# Exercise instructions
Reproduce all records exactly.

# Information supplied
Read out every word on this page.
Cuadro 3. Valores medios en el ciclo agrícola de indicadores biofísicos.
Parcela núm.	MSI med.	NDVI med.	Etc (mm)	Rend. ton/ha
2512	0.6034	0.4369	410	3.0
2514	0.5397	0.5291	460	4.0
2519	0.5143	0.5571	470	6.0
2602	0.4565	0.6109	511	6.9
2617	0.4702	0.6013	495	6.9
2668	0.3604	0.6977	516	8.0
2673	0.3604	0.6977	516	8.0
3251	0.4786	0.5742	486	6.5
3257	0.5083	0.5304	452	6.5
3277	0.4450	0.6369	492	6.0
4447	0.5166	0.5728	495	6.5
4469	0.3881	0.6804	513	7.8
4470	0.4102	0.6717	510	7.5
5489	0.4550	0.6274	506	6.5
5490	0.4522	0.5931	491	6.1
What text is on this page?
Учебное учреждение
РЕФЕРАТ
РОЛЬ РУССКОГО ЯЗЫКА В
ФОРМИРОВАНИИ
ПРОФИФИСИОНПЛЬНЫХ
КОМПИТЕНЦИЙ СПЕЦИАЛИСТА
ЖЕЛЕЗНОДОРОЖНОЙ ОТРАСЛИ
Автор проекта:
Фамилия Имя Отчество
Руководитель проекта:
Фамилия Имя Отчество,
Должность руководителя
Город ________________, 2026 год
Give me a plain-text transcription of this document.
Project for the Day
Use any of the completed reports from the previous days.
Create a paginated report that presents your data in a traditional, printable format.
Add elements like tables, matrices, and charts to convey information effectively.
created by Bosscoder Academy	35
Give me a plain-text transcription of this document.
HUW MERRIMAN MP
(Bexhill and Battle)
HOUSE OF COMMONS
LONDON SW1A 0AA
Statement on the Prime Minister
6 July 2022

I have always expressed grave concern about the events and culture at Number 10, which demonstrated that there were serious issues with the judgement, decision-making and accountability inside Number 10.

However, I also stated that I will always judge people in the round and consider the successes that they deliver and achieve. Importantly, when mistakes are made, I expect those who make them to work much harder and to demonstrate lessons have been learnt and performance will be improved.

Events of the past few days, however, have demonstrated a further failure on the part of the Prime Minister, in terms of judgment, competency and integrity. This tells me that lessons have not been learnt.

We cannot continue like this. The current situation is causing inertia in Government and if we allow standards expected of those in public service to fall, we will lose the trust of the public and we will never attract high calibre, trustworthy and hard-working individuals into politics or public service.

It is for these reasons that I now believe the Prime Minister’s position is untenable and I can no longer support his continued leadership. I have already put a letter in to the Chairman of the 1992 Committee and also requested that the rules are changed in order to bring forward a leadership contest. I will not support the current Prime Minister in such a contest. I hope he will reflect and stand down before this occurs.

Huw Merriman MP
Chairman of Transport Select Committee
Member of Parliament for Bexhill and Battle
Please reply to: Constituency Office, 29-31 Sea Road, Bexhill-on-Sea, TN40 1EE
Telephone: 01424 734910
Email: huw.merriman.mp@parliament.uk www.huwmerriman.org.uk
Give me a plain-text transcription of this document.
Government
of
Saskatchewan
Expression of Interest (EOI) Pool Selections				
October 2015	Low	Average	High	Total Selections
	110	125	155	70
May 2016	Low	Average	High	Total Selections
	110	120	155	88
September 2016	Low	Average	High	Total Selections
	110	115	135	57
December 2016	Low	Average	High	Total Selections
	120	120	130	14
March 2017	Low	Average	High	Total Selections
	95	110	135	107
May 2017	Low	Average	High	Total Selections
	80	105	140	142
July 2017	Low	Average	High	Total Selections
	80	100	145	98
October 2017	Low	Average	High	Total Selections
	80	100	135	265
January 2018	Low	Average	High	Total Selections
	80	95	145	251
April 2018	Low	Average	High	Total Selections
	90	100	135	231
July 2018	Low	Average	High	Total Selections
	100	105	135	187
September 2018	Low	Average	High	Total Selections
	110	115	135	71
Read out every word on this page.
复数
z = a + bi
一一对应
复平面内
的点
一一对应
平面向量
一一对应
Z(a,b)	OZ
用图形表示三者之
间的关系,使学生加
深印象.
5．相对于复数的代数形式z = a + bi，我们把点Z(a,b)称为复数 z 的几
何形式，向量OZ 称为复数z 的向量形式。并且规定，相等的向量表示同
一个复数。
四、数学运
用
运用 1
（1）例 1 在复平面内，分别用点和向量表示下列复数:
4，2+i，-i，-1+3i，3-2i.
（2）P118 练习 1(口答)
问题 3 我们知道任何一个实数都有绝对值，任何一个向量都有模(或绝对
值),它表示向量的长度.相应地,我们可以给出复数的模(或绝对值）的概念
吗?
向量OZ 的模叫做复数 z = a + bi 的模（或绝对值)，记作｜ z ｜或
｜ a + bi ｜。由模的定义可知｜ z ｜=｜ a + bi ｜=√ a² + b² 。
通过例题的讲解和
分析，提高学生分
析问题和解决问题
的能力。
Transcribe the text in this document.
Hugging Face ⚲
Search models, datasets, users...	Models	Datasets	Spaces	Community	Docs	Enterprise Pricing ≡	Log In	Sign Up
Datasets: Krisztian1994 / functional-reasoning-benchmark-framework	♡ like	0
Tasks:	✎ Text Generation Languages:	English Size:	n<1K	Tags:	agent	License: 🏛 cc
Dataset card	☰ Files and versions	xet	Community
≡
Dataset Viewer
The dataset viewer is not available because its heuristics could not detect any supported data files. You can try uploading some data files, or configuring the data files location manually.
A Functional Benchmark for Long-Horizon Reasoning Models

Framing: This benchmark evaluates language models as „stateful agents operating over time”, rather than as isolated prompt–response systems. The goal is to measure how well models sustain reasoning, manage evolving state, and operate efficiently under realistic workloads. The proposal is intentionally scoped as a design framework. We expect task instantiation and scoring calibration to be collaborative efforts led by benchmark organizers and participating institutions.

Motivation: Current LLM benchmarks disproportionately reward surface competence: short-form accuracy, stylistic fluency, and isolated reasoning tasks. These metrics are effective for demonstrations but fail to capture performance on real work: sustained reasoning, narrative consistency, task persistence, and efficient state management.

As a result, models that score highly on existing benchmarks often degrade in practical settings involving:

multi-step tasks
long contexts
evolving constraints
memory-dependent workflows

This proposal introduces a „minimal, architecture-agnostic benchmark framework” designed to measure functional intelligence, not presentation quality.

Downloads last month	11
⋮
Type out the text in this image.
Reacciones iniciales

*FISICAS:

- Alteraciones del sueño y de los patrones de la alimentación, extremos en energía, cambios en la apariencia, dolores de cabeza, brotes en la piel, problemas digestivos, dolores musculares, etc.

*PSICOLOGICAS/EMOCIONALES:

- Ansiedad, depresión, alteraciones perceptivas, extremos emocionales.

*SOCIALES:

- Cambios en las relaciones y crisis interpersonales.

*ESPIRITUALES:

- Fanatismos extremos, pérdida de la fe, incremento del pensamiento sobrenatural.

# Exercise response
Read out every word on this page.
Cuadro 3. Valores medios en el ciclo agrícola de indicadores biofísicos.
Parcela núm.	MSI med.	NDVI med.	Etc (mm)	Rend. ton/ha
2512	0.6034	0.4369	410	3.0
2514	0.5397	0.5291	460	4.0
2519	0.5143	0.5571	470	6.0
2602	0.4565	0.6109	511	6.9
2617	0.4702	0.6013	495	6.9
2668	0.3604	0.6977	516	8.0
2673	0.3604	0.6977	516	8.0
3251	0.4786	0.5742	486	6.5
3257	0.5083	0.5304	452	6.5
3277	0.4450	0.6369	492	6.0
4447	0.5166	0.5728	495	6.5
4469	0.3881	0.6804	513	7.8
4470	0.4102	0.6717	510	7.5
5489	0.4550	0.6274	506	6.5
5490	0.4522	0.5931	491	6.1
What text is on this page?
Учебное учреждение
РЕФЕРАТ
РОЛЬ РУССКОГО ЯЗЫКА В
ФОРМИРОВАНИИ
ПРОФИФИСИОНПЛЬНЫХ
КОМПИТЕНЦИЙ СПЕЦИАЛИСТА
ЖЕЛЕЗНОДОРОЖНОЙ ОТРАСЛИ
Автор проекта:
Фамилия Имя Отчество
Руководитель проекта:
Фамилия Имя Отчество,
Должность руководителя
Город ________________, 2026 год
Give me a plain-text transcription of this document.
Project for the Day
Use any of the completed reports from the previous days.
Create a paginated report that presents your data in a traditional, printable format.
Add elements like tables, matrices, and charts to convey information effectively.
created by Bosscoder Academy	35
Give me a plain-text transcription of this document.
HUW MERRIMAN MP
(Bexhill and Battle)
HOUSE OF COMMONS
LONDON SW1A 0AA
Statement on the Prime Minister
6 July 2022

I have always expressed grave concern about the events and culture at Number 10, which demonstrated that there were serious issues with the judgement, decision-making and accountability inside Number 10.

However, I also stated that I will always judge people in the round and consider the successes that they deliver and achieve. Importantly, when mistakes are made, I expect those who make them to work much harder and to demonstrate lessons have been learnt and performance will be improved.

Events of the past few days, however, have demonstrated a further failure on the part of the Prime Minister, in terms of judgment, competency and integrity. This tells me that lessons have not been learnt.

We cannot continue like this. The current situation is causing inertia in Government and if we allow standards expected of those in public service to fall, we will lose the trust of the public and we will never attract high calibre, trustworthy and hard-working individuals into politics or public service.

It is for these reasons that I now believe the Prime Minister’s position is untenable and I can no longer support his continued leadership. I have already put a letter in to the Chairman of the 1992 Committee and also requested that the rules are changed in order to bring forward a leadership contest. I will not support the current Prime Minister in such a contest. I hope he will reflect and stand down before this occurs.

Huw Merriman MP
Chairman of Transport Select Committee
Member of Parliament for Bexhill and Battle
Please reply to: Constituency Office, 29-31 Sea Road, Bexhill-on-Sea, TN40 1EE
Telephone: 01424 734910
Email: huw.merriman.mp@parliament.uk www.huwmerriman.org.uk
Give me a plain-text transcription of this document.
Government
of
Saskatchewan
Expression of Interest (EOI) Pool Selections				
October 2015	Low	Average	High	Total Selections
	110	125	155	70
May 2016	Low	Average	High	Total Selections
	110	120	155	88
September 2016	Low	Average	High	Total Selections
	110	115	135	57
December 2016	Low	Average	High	Total Selections
	120	120	130	14
March 2017	Low	Average	High	Total Selections
	95	110	135	107
May 2017	Low	Average	High	Total Selections
	80	105	140	142
July 2017	Low	Average	High	Total Selections
	80	100	145	98
October 2017	Low	Average	High	Total Selections
	80	100	135	265
January 2018	Low	Average	High	Total Selections
	80	95	145	251
April 2018	Low	Average	High	Total Selections
	90	100	135	231
July 2018	Low	Average	High	Total Selections
	100	105	135	187
September 2018	Low	Average	High	Total Selections
	110	115	135	71
Read out every word on this page.
复数
z = a + bi
一一对应
复平面内
的点
一一对应
平面向量
一一对应
Z(a,b)	OZ
用图形表示三者之
间的关系,使学生加
深印象.
5．相对于复数的代数形式z = a + bi，我们把点Z(a,b)称为复数 z 的几
何形式，向量OZ 称为复数z 的向量形式。并且规定，相等的向量表示同
一个复数。
四、数学运
用
运用 1
（1）例 1 在复平面内，分别用点和向量表示下列复数:
4，2+i，-i，-1+3i，3-2i.
（2）P118 练习 1(口答)
问题 3 我们知道任何一个实数都有绝对值，任何一个向量都有模(或绝对
值),它表示向量的长度.相应地,我们可以给出复数的模(或绝对值）的概念
吗?
向量OZ 的模叫做复数 z = a + bi 的模（或绝对值)，记作｜ z ｜或
｜ a + bi ｜。由模的定义可知｜ z ｜=｜ a + bi ｜=√ a² + b² 。
通过例题的讲解和
分析，提高学生分
析问题和解决问题
的能力。
Transcribe the text in this document.
Hugging Face ⚲
Search models, datasets, users...	Models	Datasets	Spaces	Community	Docs	Enterprise Pricing ≡	Log In	Sign Up
Datasets: Krisztian1994 / functional-reasoning-benchmark-framework	♡ like	0
Tasks:	✎ Text Generation Languages:	English Size:	n<1K	Tags:	agent	License: 🏛 cc
Dataset card	☰ Files and versions	xet	Community
≡
Dataset Viewer
The dataset viewer is not available because its heuristics could not detect any supported data files. You can try uploading some data files, or configuring the data files location manually.
A Functional Benchmark for Long-Horizon Reasoning Models

Framing: This benchmark evaluates language models as „stateful agents operating over time”, rather than as isolated prompt–response systems. The goal is to measure how well models sustain reasoning, manage evolving state, and operate efficiently under realistic workloads. The proposal is intentionally scoped as a design framework. We expect task instantiation and scoring calibration to be collaborative efforts led by benchmark organizers and participating institutions.

Motivation: Current LLM benchmarks disproportionately reward surface competence: short-form accuracy, stylistic fluency, and isolated reasoning tasks. These metrics are effective for demonstrations but fail to capture performance on real work: sustained reasoning, narrative consistency, task persistence, and efficient state management.

As a result, models that score highly on existing benchmarks often degrade in practical settings involving:

multi-step tasks
long contexts
evolving constraints
memory-dependent workflows

This proposal introduces a „minimal, architecture-agnostic benchmark framework” designed to measure functional intelligence, not presentation quality.

Downloads last month	11
⋮
Type out the text in this image.
Reacciones iniciales

*FISICAS:

- Alteraciones del sueño y de los patrones de la alimentación, extremos en energía, cambios en la apariencia, dolores de cabeza, brotes en la piel, problemas digestivos, dolores musculares, etc.

*PSICOLOGICAS/EMOCIONALES:

- Ansiedad, depresión, alteraciones perceptivas, extremos emocionales.

*SOCIALES:

- Cambios en las relaciones y crisis interpersonales.

*ESPIRITUALES:

- Fanatismos extremos, pérdida de la fe, incremento del pensamiento sobrenatural.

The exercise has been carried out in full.